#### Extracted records
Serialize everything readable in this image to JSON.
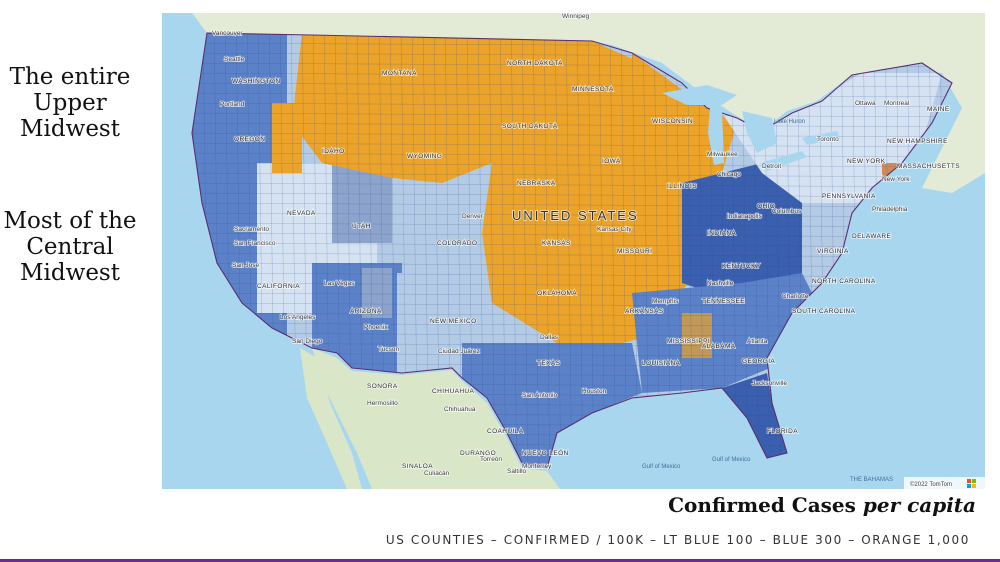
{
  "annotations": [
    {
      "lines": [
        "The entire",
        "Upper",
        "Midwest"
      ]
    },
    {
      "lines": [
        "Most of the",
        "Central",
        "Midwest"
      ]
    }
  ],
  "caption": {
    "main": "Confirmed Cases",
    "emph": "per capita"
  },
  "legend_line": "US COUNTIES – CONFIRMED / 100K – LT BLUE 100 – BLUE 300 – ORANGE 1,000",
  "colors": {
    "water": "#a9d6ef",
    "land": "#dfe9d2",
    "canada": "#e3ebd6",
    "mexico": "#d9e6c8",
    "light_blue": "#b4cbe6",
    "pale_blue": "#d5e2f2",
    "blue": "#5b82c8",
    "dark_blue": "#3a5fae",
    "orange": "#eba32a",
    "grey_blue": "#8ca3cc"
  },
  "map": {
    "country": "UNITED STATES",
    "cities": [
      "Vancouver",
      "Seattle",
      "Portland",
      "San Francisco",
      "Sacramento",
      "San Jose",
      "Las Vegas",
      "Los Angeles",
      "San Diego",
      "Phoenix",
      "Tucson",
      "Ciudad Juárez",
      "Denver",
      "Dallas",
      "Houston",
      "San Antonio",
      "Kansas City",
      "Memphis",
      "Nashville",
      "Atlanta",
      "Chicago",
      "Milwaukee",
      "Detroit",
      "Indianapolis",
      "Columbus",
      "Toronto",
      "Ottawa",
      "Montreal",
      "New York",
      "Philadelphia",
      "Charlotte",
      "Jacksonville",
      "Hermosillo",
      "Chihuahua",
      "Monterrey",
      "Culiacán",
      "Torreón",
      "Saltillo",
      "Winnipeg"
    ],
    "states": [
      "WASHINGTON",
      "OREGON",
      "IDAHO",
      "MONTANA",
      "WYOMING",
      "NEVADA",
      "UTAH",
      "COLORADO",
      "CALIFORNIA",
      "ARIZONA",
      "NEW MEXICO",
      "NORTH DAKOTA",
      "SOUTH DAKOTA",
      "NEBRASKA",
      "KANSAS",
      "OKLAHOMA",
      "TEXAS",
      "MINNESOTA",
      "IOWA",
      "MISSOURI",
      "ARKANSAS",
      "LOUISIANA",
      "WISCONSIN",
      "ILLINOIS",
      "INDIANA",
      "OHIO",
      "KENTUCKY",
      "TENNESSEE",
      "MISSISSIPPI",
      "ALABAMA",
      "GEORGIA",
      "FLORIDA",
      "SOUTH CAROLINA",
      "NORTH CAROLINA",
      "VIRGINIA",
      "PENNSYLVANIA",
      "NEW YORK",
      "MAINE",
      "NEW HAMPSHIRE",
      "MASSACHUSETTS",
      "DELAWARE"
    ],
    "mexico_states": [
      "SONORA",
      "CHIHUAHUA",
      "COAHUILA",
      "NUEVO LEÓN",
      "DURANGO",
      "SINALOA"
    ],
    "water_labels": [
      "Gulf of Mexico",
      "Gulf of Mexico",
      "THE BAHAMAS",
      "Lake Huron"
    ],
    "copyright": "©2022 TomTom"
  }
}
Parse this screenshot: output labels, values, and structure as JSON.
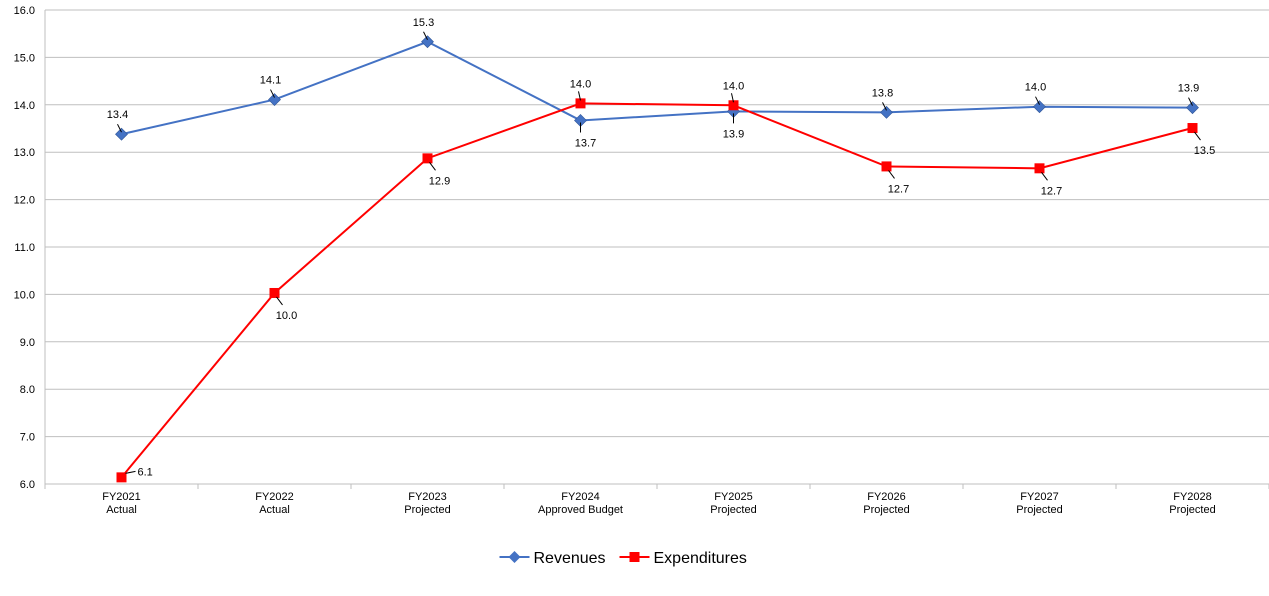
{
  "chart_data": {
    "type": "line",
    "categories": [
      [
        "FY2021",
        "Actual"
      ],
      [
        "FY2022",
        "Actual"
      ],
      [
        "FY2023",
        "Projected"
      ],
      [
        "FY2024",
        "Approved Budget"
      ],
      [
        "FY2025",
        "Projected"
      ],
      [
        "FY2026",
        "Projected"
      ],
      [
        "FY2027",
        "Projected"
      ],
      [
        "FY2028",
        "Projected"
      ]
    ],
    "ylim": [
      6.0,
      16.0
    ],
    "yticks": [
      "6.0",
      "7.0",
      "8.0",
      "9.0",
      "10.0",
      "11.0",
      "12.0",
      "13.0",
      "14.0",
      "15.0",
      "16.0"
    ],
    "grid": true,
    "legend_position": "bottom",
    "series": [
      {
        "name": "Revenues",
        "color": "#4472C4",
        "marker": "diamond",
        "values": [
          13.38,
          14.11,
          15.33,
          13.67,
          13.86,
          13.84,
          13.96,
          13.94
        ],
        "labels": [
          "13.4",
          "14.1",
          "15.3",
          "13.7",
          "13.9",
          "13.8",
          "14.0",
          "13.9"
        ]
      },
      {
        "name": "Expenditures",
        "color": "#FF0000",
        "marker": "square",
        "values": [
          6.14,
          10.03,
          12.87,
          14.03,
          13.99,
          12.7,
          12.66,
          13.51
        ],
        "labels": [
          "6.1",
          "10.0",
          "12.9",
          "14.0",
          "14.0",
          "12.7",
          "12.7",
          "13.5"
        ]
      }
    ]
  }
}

==

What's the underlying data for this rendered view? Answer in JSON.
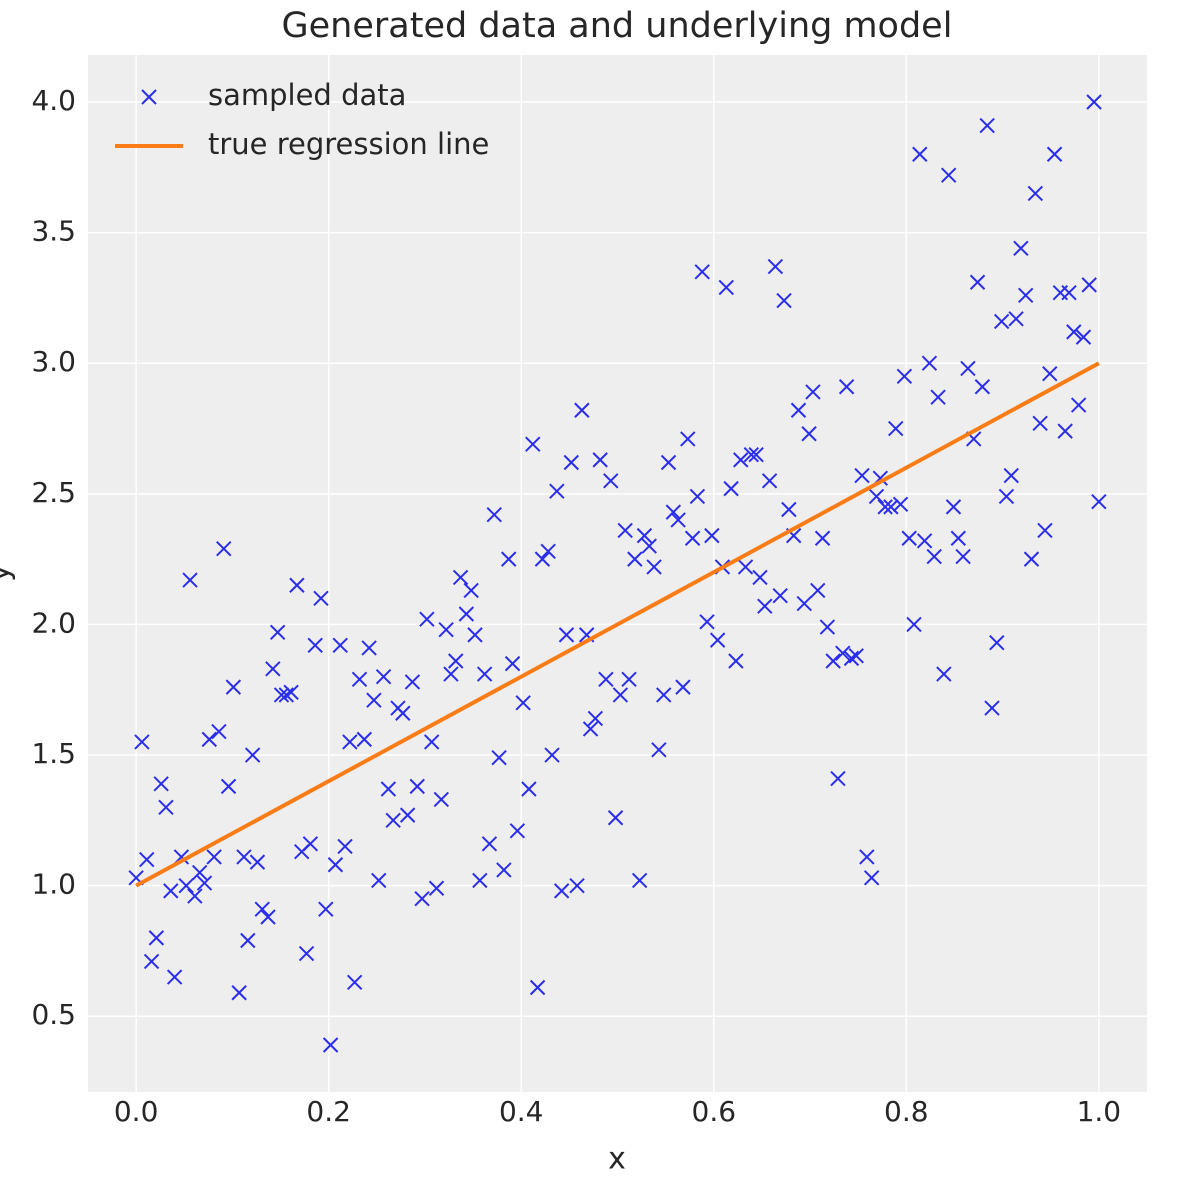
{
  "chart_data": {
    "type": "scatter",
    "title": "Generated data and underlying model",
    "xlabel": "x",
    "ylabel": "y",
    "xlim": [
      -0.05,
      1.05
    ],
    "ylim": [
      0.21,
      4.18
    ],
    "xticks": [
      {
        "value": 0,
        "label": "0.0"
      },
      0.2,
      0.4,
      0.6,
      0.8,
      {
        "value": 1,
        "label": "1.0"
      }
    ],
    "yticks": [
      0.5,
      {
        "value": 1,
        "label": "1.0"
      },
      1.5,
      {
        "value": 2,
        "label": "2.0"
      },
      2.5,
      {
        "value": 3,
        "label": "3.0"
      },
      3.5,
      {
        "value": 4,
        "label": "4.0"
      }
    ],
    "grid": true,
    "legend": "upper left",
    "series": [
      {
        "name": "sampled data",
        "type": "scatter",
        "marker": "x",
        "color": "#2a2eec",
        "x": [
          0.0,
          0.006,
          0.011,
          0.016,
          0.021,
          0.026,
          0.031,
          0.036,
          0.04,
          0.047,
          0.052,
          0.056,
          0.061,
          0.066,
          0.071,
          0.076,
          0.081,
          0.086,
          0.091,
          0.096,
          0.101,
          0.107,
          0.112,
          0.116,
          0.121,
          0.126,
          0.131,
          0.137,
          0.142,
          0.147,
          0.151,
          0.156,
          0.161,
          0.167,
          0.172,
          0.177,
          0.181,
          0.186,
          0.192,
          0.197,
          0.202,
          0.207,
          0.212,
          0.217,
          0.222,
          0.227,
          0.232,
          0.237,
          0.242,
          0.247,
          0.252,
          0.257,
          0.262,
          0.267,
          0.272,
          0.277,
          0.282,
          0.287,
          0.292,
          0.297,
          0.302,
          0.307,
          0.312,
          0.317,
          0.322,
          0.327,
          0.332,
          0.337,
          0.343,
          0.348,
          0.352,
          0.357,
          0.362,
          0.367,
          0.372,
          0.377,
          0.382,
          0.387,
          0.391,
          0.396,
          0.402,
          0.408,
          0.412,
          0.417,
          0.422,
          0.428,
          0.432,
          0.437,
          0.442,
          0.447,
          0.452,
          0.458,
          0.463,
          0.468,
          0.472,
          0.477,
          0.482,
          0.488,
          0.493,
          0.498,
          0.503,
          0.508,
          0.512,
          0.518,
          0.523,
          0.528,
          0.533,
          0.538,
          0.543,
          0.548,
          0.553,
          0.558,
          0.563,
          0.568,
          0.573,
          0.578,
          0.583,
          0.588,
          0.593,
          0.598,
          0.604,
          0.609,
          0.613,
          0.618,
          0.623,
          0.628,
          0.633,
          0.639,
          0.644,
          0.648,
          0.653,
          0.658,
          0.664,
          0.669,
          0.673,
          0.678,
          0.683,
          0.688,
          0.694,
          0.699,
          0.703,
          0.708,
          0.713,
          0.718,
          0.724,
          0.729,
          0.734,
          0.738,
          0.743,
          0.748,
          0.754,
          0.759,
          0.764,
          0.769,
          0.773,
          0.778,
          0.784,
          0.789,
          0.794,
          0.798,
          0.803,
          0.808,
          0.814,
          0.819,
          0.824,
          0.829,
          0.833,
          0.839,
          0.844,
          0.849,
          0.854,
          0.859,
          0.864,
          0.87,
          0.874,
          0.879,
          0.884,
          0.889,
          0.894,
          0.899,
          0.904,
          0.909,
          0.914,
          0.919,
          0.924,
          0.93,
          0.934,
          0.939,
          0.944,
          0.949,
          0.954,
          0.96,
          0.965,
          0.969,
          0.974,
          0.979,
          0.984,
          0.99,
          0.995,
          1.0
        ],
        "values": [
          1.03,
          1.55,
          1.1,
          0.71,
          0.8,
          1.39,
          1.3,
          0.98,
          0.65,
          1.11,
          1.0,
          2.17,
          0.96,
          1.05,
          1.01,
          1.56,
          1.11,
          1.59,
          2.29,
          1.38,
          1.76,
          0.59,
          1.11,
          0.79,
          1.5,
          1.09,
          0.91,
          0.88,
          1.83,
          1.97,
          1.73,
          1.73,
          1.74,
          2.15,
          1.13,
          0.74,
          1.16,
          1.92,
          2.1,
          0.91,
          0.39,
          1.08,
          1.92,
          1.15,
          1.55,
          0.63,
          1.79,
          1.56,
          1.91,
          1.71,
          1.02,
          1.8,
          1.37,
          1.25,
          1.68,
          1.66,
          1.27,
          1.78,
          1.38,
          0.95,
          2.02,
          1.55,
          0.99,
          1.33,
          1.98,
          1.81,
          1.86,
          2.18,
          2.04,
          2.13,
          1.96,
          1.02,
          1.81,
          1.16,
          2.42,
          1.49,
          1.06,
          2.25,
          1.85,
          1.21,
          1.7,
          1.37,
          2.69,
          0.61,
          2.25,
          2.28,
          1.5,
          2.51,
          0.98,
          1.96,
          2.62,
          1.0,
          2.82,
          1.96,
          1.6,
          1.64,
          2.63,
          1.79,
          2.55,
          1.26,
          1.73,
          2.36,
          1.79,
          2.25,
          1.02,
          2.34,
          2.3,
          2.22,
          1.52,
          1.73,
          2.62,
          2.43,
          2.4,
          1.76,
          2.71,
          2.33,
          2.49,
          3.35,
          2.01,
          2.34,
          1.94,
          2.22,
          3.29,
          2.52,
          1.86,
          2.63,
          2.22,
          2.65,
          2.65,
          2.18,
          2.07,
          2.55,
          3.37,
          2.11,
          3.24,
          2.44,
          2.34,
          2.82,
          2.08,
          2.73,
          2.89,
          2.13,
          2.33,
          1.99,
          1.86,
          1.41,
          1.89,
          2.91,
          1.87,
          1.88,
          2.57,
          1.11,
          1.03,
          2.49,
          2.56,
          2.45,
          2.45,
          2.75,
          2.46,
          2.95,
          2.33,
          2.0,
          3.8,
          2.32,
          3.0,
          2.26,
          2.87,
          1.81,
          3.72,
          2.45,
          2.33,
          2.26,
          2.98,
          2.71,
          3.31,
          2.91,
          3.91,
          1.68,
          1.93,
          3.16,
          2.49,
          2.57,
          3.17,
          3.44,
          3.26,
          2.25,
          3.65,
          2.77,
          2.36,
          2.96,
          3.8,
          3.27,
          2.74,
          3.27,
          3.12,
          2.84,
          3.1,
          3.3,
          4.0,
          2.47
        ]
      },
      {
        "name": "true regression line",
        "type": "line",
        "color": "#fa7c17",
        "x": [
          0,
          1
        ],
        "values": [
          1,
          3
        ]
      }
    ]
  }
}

#### Stated goal
Above are the records. Copy every line in them holding "this".

#### Written answer
Serialize everything readable in this image to JSON.
Parse this screenshot: output labels, values, and structure as JSON.
What's the underlying data for this rendered view? Answer in JSON.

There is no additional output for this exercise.